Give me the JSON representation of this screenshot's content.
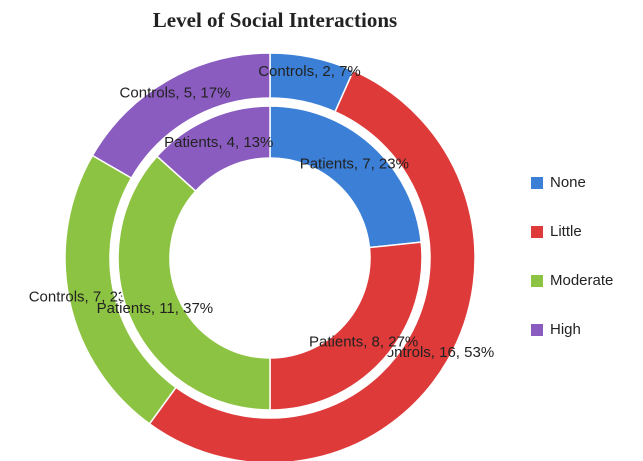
{
  "chart_data": {
    "type": "donut",
    "title": "Level of Social Interactions",
    "categories": [
      "None",
      "Little",
      "Moderate",
      "High"
    ],
    "colors": [
      "#3b7fd6",
      "#de3a3a",
      "#8dc343",
      "#8a5cbf"
    ],
    "series": [
      {
        "name": "Controls",
        "values": [
          2,
          16,
          7,
          5
        ],
        "value_labels": [
          "Controls, 2, 7%",
          "Controls, 16, 53%",
          "Controls, 7, 23%",
          "Controls, 5, 17%"
        ]
      },
      {
        "name": "Patients",
        "values": [
          7,
          8,
          11,
          4
        ],
        "value_labels": [
          "Patients, 7, 23%",
          "Patients, 8, 27%",
          "Patients, 11, 37%",
          "Patients, 4, 13%"
        ]
      }
    ],
    "legend": "right"
  }
}
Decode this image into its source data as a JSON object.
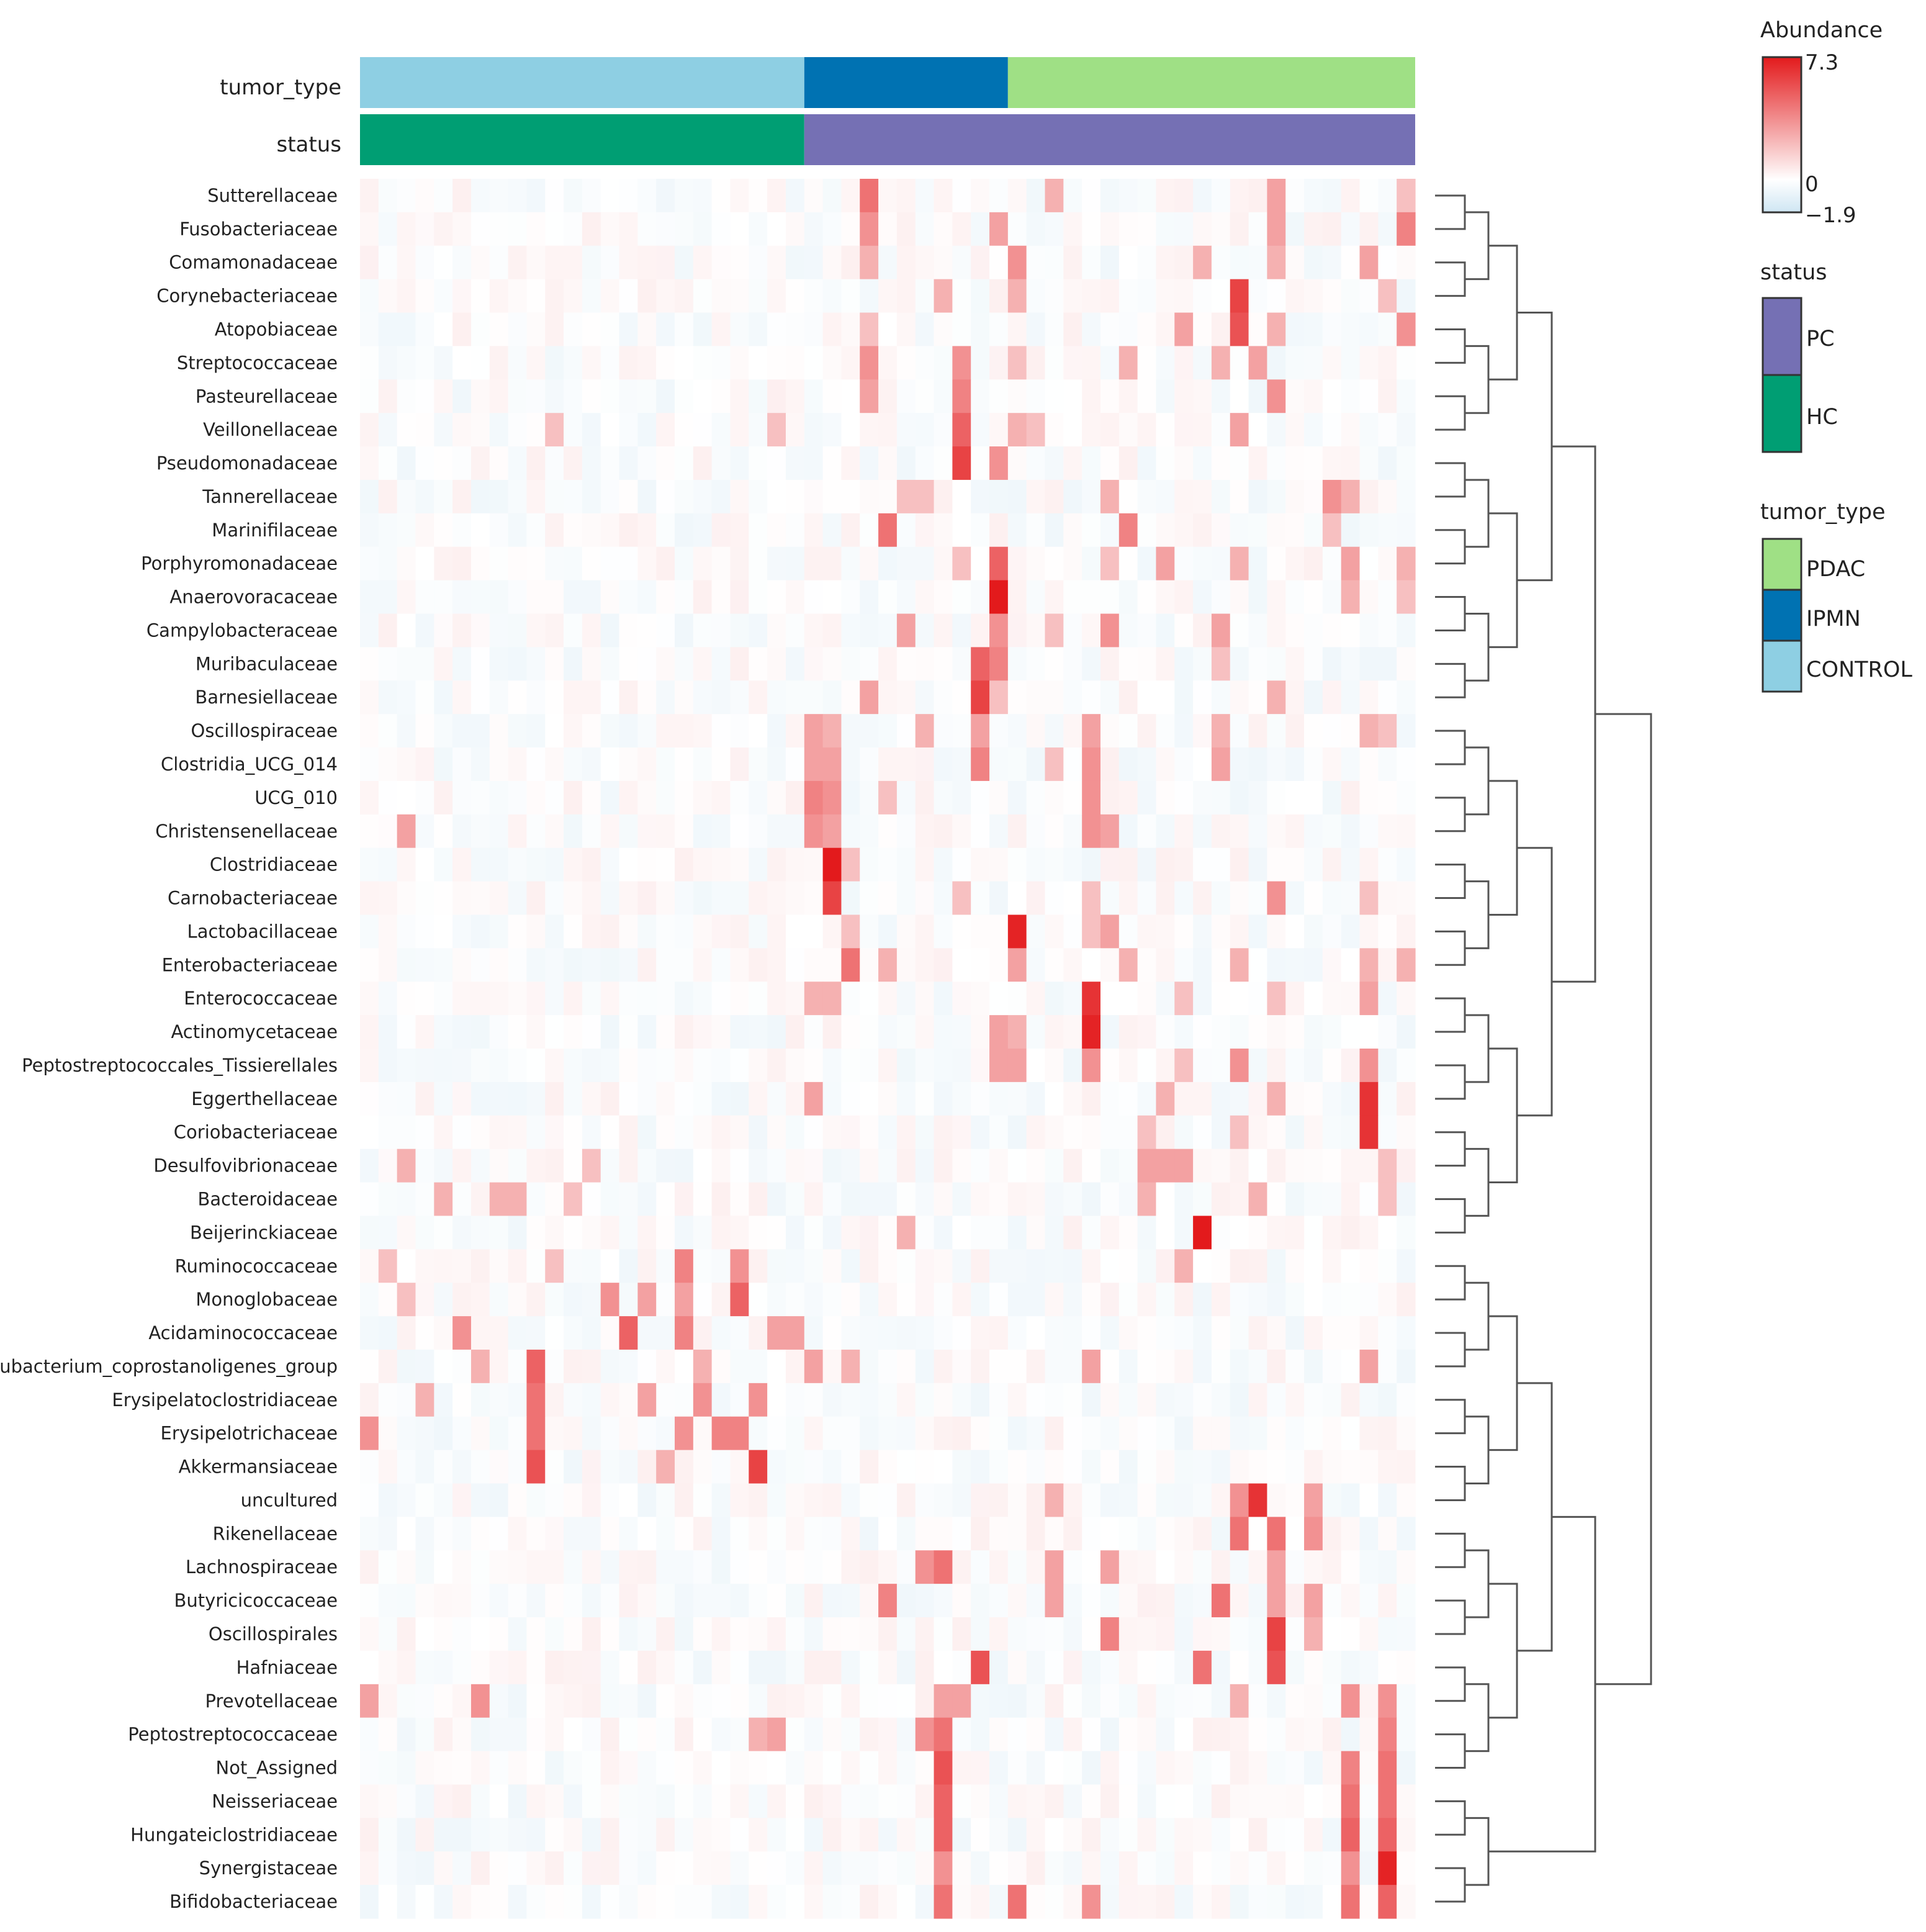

++++++

How many lines in the entries contain the string "Patients"? Answer with the number only.

5